EXERCISE MATERIAL
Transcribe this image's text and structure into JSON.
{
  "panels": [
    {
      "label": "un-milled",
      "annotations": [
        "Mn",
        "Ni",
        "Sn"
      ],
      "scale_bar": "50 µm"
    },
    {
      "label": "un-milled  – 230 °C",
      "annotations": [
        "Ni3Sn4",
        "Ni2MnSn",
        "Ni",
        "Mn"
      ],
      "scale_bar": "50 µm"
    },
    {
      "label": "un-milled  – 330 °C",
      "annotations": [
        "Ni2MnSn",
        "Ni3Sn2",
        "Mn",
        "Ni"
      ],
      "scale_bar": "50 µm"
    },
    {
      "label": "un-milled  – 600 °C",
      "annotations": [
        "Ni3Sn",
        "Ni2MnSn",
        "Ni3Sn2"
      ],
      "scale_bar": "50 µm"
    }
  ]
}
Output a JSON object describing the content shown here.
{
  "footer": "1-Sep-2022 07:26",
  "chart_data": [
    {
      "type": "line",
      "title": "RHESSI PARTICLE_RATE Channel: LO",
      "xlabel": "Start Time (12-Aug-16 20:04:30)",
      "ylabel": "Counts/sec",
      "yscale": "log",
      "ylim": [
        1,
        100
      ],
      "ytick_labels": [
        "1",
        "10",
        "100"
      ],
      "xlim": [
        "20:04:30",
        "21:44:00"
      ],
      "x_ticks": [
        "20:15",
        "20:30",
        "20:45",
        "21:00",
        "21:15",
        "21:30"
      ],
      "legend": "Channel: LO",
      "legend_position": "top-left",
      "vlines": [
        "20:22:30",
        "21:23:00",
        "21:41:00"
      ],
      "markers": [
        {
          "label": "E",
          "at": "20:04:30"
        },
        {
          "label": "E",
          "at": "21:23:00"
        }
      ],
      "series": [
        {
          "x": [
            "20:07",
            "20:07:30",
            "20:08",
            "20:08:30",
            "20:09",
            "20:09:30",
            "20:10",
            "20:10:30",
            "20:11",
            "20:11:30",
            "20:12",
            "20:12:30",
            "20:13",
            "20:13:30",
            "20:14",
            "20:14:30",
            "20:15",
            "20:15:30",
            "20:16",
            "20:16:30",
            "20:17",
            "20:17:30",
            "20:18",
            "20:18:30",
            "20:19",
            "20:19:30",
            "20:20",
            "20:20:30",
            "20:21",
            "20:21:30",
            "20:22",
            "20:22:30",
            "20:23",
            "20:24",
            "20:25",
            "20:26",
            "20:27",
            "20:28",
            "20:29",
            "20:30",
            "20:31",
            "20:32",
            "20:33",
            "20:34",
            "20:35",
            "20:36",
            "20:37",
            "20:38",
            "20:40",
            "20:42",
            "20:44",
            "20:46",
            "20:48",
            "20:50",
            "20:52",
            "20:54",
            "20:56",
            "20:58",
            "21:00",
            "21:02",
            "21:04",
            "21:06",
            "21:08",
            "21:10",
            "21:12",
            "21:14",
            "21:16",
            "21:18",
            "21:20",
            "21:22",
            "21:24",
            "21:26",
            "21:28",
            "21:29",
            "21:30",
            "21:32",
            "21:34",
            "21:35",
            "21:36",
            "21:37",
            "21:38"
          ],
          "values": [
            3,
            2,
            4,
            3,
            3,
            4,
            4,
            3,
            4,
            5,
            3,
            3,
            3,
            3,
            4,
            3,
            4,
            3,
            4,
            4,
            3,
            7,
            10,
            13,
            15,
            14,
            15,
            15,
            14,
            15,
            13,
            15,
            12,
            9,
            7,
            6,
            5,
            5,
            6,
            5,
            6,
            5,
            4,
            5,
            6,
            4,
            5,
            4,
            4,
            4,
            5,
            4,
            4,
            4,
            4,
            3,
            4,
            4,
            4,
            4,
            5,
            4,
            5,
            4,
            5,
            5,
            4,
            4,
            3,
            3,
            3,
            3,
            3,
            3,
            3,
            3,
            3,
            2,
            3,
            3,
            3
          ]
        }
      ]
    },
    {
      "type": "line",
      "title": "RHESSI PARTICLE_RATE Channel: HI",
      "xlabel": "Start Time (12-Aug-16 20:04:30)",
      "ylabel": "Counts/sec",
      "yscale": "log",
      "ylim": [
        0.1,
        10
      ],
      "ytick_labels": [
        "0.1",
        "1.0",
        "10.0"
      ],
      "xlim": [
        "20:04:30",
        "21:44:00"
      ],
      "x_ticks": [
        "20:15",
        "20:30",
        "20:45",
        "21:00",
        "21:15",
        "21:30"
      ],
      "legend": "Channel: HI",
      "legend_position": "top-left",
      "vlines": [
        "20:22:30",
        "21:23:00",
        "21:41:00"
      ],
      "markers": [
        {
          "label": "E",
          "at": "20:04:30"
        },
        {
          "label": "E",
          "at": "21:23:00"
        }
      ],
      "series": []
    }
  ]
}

EXERCISE
Which lines in the records above contain the string "title"? Copy each one.

ANSWER TO THIS TASK
      "title": "RHESSI PARTICLE_RATE Channel: LO",
      "title": "RHESSI PARTICLE_RATE Channel: HI",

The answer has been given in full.